=== EXTRACT ===
Brain-derived neurotrophic factor enhances glucose utilization in peripheral tissues of diabetic mice

Abstract

Aims: Repetitive subcutaneous or intracerebroventricular administration of brain-derived neurotrophic factor (BDNF) ameliorates glucose metabolism and enhances energy expenditure in obese diabetic C57BL/KsJ-db/db mice. To explore the mechanism of action through which BDNF regulates glucose metabolism, we examined the effects of BDNF on glucose utilization and norepinephrine (NE) content in peripheral tissues of diabetic mice.

Methods: [(14)C]2-deoxyglucose ([(14)C]2-DG) uptake into peripheral tissues was analysed after intravenous injection of [(14)C]2-DG in db/db and normal C57BL/6 mice, and [(14)C]2-DG uptake and NE content in peripheral tissues were analysed after subcutaneous administration of BDNF (20 mg/kg) to male db/db and normal mice for 8 days.

(Records in a dataset)
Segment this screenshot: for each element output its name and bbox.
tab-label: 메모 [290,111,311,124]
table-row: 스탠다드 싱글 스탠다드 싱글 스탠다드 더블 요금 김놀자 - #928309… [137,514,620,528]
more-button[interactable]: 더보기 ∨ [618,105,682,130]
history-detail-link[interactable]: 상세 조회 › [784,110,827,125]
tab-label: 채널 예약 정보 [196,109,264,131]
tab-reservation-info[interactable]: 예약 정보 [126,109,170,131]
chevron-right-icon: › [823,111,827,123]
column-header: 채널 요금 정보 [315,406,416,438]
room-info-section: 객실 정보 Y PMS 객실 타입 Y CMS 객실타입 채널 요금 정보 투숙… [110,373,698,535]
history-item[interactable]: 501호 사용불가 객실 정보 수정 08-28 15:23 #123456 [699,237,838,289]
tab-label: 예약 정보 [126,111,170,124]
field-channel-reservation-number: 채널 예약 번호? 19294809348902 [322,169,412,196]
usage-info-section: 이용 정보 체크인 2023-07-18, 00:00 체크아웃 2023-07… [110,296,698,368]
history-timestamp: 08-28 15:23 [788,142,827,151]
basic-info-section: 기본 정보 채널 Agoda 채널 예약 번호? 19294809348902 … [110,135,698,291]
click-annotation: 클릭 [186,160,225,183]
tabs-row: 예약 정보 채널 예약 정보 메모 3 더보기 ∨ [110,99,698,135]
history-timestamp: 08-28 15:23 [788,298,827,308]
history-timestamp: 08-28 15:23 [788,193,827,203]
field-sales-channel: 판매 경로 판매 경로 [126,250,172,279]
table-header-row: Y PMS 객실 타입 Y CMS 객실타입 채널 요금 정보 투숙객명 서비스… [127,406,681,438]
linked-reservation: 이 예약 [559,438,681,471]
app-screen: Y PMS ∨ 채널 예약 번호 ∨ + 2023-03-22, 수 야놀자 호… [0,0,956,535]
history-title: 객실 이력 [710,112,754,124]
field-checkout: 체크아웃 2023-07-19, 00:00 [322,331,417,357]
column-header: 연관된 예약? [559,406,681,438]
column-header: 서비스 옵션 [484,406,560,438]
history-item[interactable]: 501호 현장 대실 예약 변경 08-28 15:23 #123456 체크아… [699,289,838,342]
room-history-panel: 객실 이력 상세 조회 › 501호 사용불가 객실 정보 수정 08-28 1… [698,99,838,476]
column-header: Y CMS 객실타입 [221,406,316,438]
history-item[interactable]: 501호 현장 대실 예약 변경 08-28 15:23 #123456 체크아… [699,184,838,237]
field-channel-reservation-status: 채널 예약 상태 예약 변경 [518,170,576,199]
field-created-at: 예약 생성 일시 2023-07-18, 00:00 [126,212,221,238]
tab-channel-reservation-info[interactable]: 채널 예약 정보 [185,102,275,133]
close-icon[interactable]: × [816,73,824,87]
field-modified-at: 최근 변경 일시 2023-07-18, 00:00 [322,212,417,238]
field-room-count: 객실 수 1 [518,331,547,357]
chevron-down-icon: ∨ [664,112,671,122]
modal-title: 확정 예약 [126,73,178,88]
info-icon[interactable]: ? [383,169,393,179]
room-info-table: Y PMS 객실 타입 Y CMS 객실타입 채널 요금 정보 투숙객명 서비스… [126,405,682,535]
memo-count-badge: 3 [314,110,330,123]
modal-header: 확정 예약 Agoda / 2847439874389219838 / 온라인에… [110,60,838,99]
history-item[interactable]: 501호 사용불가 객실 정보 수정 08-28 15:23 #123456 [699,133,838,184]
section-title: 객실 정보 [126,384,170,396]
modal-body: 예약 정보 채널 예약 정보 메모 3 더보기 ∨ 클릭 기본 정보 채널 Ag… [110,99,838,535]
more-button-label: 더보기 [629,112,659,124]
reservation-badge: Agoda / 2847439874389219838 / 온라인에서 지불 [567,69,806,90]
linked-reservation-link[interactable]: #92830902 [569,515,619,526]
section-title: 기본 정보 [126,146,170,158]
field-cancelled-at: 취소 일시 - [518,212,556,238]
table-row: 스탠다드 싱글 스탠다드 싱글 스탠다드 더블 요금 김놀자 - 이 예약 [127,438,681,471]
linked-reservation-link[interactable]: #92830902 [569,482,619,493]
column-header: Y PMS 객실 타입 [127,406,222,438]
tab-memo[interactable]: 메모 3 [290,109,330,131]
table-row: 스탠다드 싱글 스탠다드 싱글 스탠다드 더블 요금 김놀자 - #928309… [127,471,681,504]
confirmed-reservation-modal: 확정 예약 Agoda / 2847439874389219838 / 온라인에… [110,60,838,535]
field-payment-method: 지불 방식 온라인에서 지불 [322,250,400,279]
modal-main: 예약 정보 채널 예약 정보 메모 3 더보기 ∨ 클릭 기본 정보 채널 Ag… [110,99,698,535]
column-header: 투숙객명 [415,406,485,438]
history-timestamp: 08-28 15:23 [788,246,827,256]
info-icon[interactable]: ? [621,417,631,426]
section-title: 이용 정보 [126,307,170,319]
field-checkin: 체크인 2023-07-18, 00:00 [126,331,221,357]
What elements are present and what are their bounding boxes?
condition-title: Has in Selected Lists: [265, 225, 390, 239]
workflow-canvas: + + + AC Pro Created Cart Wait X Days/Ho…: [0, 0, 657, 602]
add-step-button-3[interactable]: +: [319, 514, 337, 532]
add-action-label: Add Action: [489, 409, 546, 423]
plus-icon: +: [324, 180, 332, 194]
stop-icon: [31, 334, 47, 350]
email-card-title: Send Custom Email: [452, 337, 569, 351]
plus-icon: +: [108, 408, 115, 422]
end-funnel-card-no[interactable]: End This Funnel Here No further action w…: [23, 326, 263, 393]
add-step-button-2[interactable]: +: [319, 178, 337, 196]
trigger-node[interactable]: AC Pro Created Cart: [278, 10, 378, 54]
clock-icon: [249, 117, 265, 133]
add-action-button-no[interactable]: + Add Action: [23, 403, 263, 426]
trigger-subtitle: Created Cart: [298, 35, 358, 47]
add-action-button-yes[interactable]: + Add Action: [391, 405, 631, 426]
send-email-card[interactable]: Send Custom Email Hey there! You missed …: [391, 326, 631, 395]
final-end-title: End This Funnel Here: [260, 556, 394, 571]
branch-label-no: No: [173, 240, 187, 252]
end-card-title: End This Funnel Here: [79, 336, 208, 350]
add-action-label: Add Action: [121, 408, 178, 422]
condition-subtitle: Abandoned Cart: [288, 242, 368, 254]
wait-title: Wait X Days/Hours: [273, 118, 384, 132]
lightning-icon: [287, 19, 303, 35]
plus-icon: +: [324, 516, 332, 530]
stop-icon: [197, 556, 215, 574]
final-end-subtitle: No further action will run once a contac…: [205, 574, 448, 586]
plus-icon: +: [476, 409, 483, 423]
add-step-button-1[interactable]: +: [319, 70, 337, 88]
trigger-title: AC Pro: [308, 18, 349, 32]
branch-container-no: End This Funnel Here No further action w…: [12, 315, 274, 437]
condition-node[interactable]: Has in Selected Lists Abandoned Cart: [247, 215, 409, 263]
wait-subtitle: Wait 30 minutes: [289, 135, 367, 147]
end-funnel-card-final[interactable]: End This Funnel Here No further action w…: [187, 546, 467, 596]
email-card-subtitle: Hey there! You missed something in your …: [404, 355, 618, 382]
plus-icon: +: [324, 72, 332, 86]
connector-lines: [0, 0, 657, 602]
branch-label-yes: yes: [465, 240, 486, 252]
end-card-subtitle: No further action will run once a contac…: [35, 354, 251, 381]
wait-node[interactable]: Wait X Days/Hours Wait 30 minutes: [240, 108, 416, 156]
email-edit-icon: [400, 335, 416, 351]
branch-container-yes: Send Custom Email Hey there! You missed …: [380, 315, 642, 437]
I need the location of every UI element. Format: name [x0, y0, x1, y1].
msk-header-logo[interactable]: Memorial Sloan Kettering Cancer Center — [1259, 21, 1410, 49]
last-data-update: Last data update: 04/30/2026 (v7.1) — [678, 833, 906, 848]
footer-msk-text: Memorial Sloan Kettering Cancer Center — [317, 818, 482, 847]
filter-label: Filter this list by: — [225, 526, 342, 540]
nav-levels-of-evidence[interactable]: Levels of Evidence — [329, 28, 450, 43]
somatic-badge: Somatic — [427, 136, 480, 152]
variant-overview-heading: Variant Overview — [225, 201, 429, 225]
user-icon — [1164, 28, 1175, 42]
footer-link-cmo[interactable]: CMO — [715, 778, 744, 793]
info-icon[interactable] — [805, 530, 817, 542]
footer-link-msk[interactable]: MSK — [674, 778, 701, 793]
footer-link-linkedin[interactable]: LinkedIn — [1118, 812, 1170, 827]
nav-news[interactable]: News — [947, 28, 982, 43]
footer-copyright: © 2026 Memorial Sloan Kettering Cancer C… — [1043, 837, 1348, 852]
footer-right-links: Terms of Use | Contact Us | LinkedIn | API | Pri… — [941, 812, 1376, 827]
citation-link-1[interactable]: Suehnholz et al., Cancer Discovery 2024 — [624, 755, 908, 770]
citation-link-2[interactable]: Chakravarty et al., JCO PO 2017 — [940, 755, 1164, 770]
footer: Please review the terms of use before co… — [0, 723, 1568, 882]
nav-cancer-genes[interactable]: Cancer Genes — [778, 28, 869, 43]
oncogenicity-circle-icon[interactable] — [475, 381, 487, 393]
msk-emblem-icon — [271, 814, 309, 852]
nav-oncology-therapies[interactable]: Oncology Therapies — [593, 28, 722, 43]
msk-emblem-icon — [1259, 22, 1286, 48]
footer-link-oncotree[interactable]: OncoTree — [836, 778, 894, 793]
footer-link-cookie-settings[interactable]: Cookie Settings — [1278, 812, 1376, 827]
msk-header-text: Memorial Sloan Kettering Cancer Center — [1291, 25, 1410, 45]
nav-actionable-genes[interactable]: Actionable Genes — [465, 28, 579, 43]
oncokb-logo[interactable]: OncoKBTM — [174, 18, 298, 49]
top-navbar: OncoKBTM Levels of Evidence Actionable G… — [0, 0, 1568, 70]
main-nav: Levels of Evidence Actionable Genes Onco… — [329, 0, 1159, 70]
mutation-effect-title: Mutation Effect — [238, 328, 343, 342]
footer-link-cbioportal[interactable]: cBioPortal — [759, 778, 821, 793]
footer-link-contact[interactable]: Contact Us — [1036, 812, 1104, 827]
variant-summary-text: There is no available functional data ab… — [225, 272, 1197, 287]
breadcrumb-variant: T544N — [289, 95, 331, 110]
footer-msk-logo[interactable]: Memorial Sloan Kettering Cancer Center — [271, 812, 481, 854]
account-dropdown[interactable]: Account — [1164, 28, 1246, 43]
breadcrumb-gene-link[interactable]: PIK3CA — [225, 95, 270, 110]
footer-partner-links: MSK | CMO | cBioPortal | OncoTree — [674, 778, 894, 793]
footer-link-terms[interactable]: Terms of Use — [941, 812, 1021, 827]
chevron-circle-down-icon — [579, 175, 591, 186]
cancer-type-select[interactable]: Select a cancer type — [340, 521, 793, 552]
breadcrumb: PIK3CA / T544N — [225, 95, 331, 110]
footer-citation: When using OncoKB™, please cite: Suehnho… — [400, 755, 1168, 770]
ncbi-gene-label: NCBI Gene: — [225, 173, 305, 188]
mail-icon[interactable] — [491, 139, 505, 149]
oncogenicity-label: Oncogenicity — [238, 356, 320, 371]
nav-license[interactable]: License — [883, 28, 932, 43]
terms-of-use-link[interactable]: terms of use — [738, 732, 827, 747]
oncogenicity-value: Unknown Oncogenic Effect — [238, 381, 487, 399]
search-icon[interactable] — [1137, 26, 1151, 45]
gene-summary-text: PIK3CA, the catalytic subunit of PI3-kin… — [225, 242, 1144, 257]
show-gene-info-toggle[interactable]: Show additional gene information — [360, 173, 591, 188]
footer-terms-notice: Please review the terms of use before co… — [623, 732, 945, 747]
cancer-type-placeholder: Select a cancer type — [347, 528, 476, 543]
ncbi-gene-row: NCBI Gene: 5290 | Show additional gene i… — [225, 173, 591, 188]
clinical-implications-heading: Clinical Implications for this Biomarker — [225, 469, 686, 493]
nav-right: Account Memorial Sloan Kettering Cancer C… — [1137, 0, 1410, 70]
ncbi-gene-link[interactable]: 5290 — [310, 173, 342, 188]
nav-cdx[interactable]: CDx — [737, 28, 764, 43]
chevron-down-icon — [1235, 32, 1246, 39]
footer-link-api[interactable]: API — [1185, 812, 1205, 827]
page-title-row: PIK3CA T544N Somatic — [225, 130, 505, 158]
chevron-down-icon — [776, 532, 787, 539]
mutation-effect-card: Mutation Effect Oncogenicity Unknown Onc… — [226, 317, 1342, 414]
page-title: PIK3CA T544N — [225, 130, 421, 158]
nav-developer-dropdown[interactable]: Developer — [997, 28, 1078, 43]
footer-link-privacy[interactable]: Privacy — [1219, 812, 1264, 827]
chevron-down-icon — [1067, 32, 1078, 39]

=== ASSIGNED TASK A ===
Please answer these questions on the BDNF and glucose utilization abstract, one line each:
(i) Which strain of obese diabetic mice is named?
(ii) What dose of BDNF was given subcutaneously, and for how many days?
(iii) Besides glucose utilization, what was examined in peripheral tissues?
=== ASSIGNED TASK B ===
Write the next part of the BDNF and glucose utilization abstract, picking up after its final sentence.

=== EXERCISE OUTPUT A ===
(i) C57BL/KsJ-db/db mice
(ii) 20 mg/kg for 8 days
(iii) Norepinephrine (NE) content

=== EXERCISE OUTPUT B ===
Results: [(14)C]2-DG uptake in the diaphragm, heart, gastrocnemius, soleus and interscapular brown adipose tissue (BAT) of db/db mice was significantly lower than in normal mice. Repetitive administration of BDNF to db/db mice for 8 days enhanced [(14)C]2-DG uptake in the diaphragm, heart, soleus, BAT and liver. The NE content in heart, skeletal muscle, interscapular BAT and liver of db/db mice given BDNF was high compared with db/db mice given vehicle, whereas no significant change in NE content in peripheral tissues was observed in normal mice given BDNF and those given vehicle. BDNF did not affect [(14)C]2-DG uptake or NE content in the white adipose tissue of db/db mice.

Conclusions: These data indicate that BDNF ameliorates glucose metabolism by enhancement of glucose utilization in muscle and BAT, with this effect caused by modulation of the central and peripheral nervous systems.